Records from a collection of figures:
## start
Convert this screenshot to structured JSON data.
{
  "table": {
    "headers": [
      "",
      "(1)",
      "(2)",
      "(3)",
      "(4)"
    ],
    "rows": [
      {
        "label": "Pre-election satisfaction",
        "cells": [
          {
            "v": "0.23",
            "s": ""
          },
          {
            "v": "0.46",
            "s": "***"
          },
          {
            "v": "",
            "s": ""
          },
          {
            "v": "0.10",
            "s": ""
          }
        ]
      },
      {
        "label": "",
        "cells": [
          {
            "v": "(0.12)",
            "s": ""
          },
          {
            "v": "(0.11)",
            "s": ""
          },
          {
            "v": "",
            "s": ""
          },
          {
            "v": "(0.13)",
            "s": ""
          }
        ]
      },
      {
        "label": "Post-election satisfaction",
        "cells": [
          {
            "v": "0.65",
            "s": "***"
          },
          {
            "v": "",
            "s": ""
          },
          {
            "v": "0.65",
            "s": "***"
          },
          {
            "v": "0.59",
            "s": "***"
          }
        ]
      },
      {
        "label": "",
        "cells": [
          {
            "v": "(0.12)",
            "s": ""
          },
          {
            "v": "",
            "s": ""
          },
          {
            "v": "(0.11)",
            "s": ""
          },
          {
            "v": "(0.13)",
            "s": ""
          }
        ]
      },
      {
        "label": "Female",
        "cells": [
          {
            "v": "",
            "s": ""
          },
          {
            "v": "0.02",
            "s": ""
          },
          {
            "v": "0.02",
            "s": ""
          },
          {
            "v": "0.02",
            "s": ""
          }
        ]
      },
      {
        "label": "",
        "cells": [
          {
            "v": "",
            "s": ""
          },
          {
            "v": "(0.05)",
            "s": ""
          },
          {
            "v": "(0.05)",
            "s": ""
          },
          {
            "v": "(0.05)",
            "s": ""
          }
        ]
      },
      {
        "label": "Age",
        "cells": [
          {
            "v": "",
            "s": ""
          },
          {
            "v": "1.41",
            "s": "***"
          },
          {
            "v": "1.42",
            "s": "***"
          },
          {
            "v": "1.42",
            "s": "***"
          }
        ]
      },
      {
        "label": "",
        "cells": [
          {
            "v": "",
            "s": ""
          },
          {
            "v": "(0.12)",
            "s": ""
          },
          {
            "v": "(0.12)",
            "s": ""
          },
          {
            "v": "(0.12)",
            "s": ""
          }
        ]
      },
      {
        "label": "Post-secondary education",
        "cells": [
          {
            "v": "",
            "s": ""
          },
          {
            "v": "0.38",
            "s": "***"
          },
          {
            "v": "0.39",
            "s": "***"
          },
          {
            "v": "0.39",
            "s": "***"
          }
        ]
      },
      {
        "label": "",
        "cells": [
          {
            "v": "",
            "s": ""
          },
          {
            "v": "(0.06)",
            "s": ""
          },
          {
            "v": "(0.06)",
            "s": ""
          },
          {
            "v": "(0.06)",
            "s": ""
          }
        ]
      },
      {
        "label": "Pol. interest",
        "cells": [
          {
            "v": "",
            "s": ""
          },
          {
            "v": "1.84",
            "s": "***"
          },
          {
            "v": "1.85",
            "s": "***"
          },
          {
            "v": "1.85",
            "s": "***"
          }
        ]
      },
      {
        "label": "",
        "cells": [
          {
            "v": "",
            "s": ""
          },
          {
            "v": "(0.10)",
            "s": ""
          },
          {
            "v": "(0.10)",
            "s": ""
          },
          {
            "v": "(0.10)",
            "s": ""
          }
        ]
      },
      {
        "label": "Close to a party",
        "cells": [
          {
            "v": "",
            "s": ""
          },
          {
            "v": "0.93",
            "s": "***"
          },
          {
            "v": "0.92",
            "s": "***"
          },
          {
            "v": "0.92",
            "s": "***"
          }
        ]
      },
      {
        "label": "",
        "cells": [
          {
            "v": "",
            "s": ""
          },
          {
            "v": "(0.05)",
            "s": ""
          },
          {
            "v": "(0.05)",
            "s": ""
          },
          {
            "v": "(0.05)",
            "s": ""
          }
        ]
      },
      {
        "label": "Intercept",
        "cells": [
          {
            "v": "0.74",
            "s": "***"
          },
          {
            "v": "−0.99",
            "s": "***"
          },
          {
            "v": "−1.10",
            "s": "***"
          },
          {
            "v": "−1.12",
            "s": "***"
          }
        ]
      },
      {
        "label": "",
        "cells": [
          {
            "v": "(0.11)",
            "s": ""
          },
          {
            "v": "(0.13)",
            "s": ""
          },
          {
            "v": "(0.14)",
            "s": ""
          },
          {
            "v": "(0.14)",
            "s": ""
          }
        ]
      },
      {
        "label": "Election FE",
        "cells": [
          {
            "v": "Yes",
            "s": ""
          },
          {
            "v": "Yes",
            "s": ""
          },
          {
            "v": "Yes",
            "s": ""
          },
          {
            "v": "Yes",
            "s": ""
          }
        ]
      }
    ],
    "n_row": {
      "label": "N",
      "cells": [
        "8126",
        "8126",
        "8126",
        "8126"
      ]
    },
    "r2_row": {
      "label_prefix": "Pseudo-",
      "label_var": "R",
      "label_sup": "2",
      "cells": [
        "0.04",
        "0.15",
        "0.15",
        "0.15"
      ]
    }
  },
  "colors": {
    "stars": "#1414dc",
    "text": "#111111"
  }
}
## end
- [Directions for this task]: Take the entries above and transcribe them in full.

- [Written reply]:
Convert this screenshot to structured JSON data.
{
  "table": {
    "headers": [
      "",
      "(1)",
      "(2)",
      "(3)",
      "(4)"
    ],
    "rows": [
      {
        "label": "Pre-election satisfaction",
        "cells": [
          {
            "v": "0.23",
            "s": ""
          },
          {
            "v": "0.46",
            "s": "***"
          },
          {
            "v": "",
            "s": ""
          },
          {
            "v": "0.10",
            "s": ""
          }
        ]
      },
      {
        "label": "",
        "cells": [
          {
            "v": "(0.12)",
            "s": ""
          },
          {
            "v": "(0.11)",
            "s": ""
          },
          {
            "v": "",
            "s": ""
          },
          {
            "v": "(0.13)",
            "s": ""
          }
        ]
      },
      {
        "label": "Post-election satisfaction",
        "cells": [
          {
            "v": "0.65",
            "s": "***"
          },
          {
            "v": "",
            "s": ""
          },
          {
            "v": "0.65",
            "s": "***"
          },
          {
            "v": "0.59",
            "s": "***"
          }
        ]
      },
      {
        "label": "",
        "cells": [
          {
            "v": "(0.12)",
            "s": ""
          },
          {
            "v": "",
            "s": ""
          },
          {
            "v": "(0.11)",
            "s": ""
          },
          {
            "v": "(0.13)",
            "s": ""
          }
        ]
      },
      {
        "label": "Female",
        "cells": [
          {
            "v": "",
            "s": ""
          },
          {
            "v": "0.02",
            "s": ""
          },
          {
            "v": "0.02",
            "s": ""
          },
          {
            "v": "0.02",
            "s": ""
          }
        ]
      },
      {
        "label": "",
        "cells": [
          {
            "v": "",
            "s": ""
          },
          {
            "v": "(0.05)",
            "s": ""
          },
          {
            "v": "(0.05)",
            "s": ""
          },
          {
            "v": "(0.05)",
            "s": ""
          }
        ]
      },
      {
        "label": "Age",
        "cells": [
          {
            "v": "",
            "s": ""
          },
          {
            "v": "1.41",
            "s": "***"
          },
          {
            "v": "1.42",
            "s": "***"
          },
          {
            "v": "1.42",
            "s": "***"
          }
        ]
      },
      {
        "label": "",
        "cells": [
          {
            "v": "",
            "s": ""
          },
          {
            "v": "(0.12)",
            "s": ""
          },
          {
            "v": "(0.12)",
            "s": ""
          },
          {
            "v": "(0.12)",
            "s": ""
          }
        ]
      },
      {
        "label": "Post-secondary education",
        "cells": [
          {
            "v": "",
            "s": ""
          },
          {
            "v": "0.38",
            "s": "***"
          },
          {
            "v": "0.39",
            "s": "***"
          },
          {
            "v": "0.39",
            "s": "***"
          }
        ]
      },
      {
        "label": "",
        "cells": [
          {
            "v": "",
            "s": ""
          },
          {
            "v": "(0.06)",
            "s": ""
          },
          {
            "v": "(0.06)",
            "s": ""
          },
          {
            "v": "(0.06)",
            "s": ""
          }
        ]
      },
      {
        "label": "Pol. interest",
        "cells": [
          {
            "v": "",
            "s": ""
          },
          {
            "v": "1.84",
            "s": "***"
          },
          {
            "v": "1.85",
            "s": "***"
          },
          {
            "v": "1.85",
            "s": "***"
          }
        ]
      },
      {
        "label": "",
        "cells": [
          {
            "v": "",
            "s": ""
          },
          {
            "v": "(0.10)",
            "s": ""
          },
          {
            "v": "(0.10)",
            "s": ""
          },
          {
            "v": "(0.10)",
            "s": ""
          }
        ]
      },
      {
        "label": "Close to a party",
        "cells": [
          {
            "v": "",
            "s": ""
          },
          {
            "v": "0.93",
            "s": "***"
          },
          {
            "v": "0.92",
            "s": "***"
          },
          {
            "v": "0.92",
            "s": "***"
          }
        ]
      },
      {
        "label": "",
        "cells": [
          {
            "v": "",
            "s": ""
          },
          {
            "v": "(0.05)",
            "s": ""
          },
          {
            "v": "(0.05)",
            "s": ""
          },
          {
            "v": "(0.05)",
            "s": ""
          }
        ]
      },
      {
        "label": "Intercept",
        "cells": [
          {
            "v": "0.74",
            "s": "***"
          },
          {
            "v": "−0.99",
            "s": "***"
          },
          {
            "v": "−1.10",
            "s": "***"
          },
          {
            "v": "−1.12",
            "s": "***"
          }
        ]
      },
      {
        "label": "",
        "cells": [
          {
            "v": "(0.11)",
            "s": ""
          },
          {
            "v": "(0.13)",
            "s": ""
          },
          {
            "v": "(0.14)",
            "s": ""
          },
          {
            "v": "(0.14)",
            "s": ""
          }
        ]
      },
      {
        "label": "Election FE",
        "cells": [
          {
            "v": "Yes",
            "s": ""
          },
          {
            "v": "Yes",
            "s": ""
          },
          {
            "v": "Yes",
            "s": ""
          },
          {
            "v": "Yes",
            "s": ""
          }
        ]
      }
    ],
    "n_row": {
      "label": "N",
      "cells": [
        "8126",
        "8126",
        "8126",
        "8126"
      ]
    },
    "r2_row": {
      "label_prefix": "Pseudo-",
      "label_var": "R",
      "label_sup": "2",
      "cells": [
        "0.04",
        "0.15",
        "0.15",
        "0.15"
      ]
    }
  },
  "colors": {
    "stars": "#1414dc",
    "text": "#111111"
  }
}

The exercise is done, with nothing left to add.